EXERCISE DETAILS: Your task is to copy every line of the records below that contains "OVAL".

EXERCISE MATERIAL:
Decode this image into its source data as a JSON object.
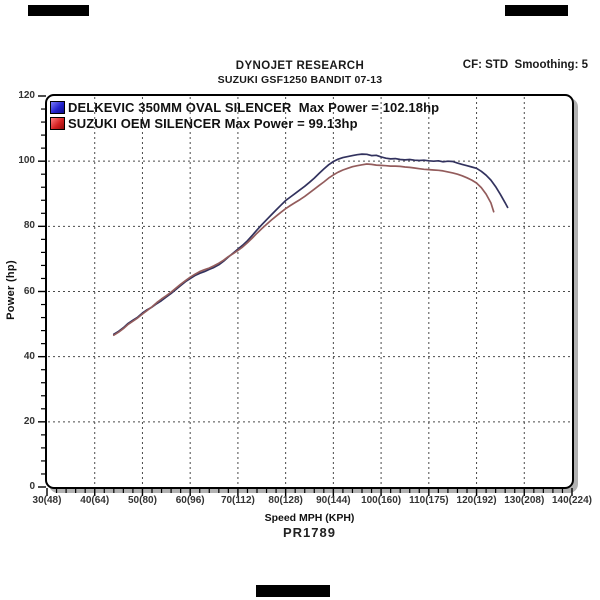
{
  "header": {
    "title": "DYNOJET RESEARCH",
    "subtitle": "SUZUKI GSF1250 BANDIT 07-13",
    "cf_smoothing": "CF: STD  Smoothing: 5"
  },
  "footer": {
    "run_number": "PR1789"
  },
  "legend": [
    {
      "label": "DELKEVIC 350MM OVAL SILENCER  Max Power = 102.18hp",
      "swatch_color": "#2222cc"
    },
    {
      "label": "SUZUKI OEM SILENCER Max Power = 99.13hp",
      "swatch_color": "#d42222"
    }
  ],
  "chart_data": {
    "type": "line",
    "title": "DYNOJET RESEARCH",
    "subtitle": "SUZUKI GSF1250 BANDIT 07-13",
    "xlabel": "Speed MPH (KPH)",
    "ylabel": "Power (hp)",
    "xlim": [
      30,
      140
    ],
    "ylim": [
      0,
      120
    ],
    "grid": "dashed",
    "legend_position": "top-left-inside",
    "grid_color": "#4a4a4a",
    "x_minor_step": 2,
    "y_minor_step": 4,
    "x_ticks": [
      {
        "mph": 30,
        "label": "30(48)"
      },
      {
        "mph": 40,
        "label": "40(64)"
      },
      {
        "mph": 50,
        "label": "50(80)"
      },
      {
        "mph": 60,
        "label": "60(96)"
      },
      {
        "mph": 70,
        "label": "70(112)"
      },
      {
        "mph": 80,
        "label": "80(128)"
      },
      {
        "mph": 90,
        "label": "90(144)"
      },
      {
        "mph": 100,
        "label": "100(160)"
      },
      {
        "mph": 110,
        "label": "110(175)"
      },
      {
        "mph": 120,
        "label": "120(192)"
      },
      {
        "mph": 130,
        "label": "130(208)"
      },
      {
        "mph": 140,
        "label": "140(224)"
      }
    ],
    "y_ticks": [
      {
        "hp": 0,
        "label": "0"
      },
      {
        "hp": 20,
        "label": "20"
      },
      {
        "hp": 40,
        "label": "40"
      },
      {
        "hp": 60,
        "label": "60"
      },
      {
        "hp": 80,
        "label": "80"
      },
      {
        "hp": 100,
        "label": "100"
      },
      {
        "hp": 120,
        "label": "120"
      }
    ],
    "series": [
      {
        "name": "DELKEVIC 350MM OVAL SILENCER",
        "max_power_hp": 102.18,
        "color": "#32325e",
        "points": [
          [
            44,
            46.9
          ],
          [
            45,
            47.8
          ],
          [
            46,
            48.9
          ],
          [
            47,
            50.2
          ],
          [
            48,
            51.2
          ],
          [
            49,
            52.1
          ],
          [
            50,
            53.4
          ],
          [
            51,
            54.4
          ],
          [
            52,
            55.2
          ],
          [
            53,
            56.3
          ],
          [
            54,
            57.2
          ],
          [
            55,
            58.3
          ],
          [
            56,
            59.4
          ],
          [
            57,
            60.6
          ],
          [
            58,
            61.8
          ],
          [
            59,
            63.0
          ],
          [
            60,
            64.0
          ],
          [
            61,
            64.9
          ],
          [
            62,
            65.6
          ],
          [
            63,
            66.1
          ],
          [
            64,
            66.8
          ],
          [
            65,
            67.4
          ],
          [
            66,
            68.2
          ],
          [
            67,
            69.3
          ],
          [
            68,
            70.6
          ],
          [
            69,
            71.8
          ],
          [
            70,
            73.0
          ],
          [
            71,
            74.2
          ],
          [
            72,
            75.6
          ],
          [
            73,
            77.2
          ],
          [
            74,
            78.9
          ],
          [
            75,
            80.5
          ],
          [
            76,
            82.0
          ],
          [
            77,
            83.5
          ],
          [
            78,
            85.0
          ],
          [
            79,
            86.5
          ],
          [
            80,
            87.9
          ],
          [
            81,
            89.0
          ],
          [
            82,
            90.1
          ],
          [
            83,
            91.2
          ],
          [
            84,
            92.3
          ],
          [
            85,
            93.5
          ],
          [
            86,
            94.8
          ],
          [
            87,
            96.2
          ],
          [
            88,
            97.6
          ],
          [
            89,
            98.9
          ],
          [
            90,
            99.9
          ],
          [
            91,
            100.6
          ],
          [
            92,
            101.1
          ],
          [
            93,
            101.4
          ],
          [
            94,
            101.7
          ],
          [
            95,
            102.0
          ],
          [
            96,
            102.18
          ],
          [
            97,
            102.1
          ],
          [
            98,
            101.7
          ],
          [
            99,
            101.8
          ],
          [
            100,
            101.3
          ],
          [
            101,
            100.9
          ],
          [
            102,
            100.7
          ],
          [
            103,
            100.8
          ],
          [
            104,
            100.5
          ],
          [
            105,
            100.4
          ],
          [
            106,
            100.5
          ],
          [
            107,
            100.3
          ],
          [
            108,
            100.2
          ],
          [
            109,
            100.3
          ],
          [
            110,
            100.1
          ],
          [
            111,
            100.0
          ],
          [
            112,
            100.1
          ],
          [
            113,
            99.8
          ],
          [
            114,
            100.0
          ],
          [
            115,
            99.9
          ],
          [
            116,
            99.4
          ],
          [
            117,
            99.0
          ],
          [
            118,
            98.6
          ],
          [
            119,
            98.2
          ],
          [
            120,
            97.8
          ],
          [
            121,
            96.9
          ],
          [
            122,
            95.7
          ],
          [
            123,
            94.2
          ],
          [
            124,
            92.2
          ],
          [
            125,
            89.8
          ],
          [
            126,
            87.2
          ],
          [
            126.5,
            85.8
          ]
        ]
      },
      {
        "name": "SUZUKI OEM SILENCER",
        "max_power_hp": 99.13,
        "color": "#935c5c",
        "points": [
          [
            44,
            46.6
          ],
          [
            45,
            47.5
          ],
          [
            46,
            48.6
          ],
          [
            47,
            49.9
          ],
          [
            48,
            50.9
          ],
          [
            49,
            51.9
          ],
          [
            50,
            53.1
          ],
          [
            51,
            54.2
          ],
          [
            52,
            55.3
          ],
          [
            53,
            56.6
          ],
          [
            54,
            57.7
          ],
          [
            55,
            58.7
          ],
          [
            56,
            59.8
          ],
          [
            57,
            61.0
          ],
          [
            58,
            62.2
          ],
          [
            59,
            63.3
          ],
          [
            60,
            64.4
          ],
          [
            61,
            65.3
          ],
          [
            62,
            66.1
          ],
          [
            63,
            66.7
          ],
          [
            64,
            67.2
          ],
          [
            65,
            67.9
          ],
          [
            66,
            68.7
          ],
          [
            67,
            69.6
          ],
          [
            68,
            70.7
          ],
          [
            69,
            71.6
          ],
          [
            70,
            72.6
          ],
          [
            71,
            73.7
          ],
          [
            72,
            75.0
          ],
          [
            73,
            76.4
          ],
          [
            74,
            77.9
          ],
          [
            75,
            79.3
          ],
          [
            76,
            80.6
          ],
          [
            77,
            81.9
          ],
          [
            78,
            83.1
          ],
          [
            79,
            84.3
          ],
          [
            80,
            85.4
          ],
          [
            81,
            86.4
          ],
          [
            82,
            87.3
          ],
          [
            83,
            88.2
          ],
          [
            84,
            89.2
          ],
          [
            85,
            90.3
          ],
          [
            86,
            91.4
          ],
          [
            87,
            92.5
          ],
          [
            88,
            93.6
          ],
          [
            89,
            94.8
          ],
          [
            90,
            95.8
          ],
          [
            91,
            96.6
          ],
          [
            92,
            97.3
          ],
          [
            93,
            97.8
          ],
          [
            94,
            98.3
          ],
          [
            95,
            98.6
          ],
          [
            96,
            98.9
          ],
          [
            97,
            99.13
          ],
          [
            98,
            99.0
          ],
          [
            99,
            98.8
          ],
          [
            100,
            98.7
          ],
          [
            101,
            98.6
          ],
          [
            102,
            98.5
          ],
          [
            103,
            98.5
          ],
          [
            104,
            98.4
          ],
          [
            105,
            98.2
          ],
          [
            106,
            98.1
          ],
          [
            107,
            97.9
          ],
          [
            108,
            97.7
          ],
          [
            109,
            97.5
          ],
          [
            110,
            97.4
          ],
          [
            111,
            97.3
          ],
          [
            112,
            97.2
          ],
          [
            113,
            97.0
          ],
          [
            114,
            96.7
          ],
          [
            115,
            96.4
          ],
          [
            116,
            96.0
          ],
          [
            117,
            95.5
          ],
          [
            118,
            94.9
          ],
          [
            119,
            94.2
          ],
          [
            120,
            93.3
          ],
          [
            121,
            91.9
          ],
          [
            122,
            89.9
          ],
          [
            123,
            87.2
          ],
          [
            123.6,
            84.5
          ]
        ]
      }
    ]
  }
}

CORRECT RESULT:
      "label": "DELKEVIC 350MM OVAL SILENCER  Max Power = 102.18hp",
        "name": "DELKEVIC 350MM OVAL SILENCER",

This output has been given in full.